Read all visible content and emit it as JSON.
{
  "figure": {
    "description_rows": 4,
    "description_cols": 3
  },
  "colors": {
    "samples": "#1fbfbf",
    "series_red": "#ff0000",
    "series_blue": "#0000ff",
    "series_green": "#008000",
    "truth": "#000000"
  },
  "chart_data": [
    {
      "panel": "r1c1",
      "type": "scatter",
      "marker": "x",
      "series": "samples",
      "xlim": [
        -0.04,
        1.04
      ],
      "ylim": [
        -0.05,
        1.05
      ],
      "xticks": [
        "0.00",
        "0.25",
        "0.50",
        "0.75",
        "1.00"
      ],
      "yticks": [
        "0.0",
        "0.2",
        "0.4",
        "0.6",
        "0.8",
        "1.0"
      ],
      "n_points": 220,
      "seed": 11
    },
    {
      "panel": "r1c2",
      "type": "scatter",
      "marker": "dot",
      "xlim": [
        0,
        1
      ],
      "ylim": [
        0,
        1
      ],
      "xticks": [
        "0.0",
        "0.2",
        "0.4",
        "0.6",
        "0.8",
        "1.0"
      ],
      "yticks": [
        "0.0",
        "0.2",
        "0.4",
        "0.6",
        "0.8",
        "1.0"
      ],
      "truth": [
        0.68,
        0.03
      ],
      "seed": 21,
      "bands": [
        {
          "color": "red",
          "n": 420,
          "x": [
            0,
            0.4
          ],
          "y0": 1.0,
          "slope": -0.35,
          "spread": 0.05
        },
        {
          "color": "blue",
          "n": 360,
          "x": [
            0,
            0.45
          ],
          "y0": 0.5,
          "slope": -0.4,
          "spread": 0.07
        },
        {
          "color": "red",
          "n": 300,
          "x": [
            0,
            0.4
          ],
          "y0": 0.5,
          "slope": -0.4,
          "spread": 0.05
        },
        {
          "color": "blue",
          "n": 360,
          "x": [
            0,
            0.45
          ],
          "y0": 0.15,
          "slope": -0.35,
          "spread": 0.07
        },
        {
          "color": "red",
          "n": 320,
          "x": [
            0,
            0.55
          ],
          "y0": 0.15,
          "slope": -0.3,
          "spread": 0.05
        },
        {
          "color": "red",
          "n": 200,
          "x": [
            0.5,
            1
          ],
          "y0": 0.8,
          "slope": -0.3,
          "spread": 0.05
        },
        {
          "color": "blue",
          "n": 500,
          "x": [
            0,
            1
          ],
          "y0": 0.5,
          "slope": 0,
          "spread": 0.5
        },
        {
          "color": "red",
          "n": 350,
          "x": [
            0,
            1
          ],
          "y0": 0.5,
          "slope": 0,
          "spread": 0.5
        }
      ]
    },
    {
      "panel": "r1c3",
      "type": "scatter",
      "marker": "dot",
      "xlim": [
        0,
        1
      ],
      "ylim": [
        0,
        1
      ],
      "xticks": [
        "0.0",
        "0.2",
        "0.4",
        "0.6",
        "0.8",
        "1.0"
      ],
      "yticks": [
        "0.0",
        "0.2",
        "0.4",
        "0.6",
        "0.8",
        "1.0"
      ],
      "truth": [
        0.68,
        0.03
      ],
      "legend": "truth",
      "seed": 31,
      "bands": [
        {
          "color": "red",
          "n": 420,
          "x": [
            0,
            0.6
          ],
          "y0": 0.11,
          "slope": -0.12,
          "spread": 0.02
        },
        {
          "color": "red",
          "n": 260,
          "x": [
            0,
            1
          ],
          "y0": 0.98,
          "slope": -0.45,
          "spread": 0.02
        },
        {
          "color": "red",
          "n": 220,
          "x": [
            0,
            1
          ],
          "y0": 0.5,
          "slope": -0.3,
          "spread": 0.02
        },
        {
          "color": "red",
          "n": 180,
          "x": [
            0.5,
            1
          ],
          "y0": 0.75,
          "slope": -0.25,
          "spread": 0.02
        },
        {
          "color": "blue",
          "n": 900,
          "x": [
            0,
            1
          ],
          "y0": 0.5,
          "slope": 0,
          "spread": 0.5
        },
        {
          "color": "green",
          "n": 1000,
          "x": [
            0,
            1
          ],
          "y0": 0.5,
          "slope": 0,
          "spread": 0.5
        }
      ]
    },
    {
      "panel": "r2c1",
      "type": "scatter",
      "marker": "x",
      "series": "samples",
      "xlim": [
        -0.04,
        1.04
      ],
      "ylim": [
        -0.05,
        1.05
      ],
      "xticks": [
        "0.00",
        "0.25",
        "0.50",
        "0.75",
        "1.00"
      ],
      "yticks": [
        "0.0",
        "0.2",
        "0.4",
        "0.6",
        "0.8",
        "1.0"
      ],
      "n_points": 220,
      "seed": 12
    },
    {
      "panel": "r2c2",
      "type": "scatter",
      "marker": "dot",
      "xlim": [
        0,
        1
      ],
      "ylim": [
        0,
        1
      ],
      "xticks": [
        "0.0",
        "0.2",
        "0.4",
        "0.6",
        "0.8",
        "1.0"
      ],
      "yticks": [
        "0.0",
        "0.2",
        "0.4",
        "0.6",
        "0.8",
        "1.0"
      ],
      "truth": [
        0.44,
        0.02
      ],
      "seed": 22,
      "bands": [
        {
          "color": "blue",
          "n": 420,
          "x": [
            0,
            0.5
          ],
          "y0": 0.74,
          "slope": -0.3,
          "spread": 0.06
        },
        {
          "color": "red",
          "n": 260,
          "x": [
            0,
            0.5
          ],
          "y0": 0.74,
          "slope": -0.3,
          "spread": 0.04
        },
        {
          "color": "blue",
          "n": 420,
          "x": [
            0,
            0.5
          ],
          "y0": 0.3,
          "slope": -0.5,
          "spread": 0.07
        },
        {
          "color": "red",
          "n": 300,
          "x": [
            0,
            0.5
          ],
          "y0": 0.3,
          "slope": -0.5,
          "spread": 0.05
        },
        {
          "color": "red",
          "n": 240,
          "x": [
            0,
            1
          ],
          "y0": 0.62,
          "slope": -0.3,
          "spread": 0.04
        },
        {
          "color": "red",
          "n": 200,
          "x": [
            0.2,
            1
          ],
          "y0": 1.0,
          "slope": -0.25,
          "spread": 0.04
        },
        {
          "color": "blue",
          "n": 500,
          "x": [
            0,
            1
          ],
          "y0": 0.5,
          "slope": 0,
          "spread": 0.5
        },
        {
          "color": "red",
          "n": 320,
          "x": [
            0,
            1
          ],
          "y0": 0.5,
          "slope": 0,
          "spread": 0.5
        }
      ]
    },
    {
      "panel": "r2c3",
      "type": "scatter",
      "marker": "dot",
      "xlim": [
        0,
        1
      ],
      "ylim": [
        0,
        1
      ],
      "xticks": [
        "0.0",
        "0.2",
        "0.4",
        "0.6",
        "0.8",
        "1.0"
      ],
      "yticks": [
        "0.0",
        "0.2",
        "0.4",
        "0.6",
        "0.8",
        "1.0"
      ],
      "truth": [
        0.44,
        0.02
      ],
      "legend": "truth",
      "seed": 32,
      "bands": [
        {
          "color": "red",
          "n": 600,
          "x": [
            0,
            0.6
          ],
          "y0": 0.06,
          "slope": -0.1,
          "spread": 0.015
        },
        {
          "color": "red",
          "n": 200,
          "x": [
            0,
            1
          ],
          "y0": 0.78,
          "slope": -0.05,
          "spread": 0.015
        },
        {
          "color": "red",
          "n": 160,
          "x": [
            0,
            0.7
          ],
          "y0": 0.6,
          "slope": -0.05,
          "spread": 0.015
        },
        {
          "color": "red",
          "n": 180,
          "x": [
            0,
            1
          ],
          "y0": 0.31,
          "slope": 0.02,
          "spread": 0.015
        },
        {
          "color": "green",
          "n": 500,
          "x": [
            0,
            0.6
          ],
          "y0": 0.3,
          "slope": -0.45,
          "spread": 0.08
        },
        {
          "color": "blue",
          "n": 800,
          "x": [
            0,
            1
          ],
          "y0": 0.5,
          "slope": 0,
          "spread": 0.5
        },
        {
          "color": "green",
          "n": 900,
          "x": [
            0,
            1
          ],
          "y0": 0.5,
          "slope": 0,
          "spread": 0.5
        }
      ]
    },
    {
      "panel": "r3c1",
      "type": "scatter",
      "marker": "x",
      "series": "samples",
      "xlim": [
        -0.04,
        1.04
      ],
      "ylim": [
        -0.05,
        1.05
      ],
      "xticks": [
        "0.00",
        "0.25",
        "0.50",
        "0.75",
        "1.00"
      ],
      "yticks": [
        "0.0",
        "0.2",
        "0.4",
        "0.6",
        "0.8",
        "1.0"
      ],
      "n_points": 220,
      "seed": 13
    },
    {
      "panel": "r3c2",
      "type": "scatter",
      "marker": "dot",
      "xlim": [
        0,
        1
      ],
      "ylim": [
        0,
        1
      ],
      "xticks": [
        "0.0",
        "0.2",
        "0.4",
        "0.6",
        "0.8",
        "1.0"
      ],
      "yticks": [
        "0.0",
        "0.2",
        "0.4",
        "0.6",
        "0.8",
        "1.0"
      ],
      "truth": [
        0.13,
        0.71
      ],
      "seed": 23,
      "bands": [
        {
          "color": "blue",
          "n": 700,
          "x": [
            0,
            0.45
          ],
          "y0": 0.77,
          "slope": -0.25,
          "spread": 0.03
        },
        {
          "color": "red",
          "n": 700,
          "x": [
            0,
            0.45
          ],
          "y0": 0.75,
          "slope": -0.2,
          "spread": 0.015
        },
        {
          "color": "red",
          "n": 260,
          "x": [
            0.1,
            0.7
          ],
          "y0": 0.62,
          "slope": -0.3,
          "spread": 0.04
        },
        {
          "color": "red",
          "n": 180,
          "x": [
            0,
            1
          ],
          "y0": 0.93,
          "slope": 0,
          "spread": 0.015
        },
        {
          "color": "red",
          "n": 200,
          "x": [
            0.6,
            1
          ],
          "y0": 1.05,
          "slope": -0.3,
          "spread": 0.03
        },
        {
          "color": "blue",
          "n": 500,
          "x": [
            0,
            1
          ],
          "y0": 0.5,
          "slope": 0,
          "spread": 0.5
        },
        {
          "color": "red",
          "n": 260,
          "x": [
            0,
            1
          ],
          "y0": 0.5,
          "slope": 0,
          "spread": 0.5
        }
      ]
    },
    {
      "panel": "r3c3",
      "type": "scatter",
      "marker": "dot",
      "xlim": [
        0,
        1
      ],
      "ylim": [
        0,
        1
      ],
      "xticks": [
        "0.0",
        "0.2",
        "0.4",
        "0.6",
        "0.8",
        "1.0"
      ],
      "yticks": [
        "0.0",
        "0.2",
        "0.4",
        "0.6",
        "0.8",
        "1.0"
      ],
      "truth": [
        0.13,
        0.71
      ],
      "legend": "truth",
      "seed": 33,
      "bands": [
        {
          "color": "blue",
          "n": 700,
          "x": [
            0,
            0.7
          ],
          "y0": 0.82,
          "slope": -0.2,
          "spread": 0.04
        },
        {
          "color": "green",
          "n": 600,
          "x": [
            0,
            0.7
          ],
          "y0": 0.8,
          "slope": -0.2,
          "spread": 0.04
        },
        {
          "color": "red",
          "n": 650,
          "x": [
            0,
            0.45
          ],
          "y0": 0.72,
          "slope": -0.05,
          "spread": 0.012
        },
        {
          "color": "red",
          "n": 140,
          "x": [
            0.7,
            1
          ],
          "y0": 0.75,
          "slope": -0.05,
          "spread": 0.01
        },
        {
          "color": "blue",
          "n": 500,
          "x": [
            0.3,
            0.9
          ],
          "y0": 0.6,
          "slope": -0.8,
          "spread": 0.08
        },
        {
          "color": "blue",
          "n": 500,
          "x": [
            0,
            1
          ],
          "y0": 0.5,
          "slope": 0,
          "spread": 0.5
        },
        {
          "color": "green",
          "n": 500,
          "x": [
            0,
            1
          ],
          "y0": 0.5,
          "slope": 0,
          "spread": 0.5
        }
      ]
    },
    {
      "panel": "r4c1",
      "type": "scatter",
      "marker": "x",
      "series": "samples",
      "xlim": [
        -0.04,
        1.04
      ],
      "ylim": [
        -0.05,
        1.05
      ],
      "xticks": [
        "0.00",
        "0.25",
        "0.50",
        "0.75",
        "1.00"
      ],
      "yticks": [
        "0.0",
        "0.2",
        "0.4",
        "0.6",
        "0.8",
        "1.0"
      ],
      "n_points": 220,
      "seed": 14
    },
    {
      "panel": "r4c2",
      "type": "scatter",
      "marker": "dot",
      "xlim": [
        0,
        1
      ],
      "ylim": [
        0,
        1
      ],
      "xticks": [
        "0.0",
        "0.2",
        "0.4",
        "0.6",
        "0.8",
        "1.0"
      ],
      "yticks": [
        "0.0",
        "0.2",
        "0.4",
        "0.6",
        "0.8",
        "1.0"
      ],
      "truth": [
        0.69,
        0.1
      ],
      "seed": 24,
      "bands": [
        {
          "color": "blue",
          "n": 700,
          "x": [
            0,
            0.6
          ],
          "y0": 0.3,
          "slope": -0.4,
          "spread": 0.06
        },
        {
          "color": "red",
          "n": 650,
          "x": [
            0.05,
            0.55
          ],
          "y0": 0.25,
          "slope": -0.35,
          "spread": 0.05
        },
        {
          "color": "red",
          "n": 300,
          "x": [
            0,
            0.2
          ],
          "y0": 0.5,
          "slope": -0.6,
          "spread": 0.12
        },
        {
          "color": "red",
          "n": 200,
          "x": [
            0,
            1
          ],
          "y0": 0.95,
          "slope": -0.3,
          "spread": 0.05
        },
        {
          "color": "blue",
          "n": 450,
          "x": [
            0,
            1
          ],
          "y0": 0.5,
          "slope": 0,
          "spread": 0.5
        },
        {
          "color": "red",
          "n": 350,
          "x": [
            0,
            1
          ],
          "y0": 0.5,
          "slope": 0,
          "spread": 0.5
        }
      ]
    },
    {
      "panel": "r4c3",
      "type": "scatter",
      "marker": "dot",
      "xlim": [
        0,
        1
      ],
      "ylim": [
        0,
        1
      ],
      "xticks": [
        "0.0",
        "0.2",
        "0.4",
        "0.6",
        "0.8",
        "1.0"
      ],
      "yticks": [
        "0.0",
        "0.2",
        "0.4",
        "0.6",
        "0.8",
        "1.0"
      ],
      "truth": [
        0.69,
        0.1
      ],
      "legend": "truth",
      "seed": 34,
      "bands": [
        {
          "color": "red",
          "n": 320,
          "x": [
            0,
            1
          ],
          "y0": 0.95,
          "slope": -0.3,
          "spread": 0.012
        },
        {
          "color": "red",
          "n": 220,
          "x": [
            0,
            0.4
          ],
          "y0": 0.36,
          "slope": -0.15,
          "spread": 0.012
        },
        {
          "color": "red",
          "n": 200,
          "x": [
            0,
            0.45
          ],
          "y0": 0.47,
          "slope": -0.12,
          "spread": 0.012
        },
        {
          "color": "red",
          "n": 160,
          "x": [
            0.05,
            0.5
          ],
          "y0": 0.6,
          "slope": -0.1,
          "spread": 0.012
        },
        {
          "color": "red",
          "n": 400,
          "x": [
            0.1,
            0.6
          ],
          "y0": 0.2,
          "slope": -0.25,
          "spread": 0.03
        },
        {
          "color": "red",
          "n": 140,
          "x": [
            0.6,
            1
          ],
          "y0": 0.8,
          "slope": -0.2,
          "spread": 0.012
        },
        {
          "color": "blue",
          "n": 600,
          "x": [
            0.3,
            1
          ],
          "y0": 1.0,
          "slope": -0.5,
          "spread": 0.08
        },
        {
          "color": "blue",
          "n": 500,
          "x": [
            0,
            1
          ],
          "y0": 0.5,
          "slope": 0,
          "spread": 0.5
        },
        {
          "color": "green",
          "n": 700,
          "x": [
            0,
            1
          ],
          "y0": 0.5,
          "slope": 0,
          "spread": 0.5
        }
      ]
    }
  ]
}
- - -
● **Directions for this task**: In the material above, show every line where the word "panel" turns up.

● **Correct output**:
      "panel": "r1c1",
      "panel": "r1c2",
      "panel": "r1c3",
      "panel": "r2c1",
      "panel": "r2c2",
      "panel": "r2c3",
      "panel": "r3c1",
      "panel": "r3c2",
      "panel": "r3c3",
      "panel": "r4c1",
      "panel": "r4c2",
      "panel": "r4c3",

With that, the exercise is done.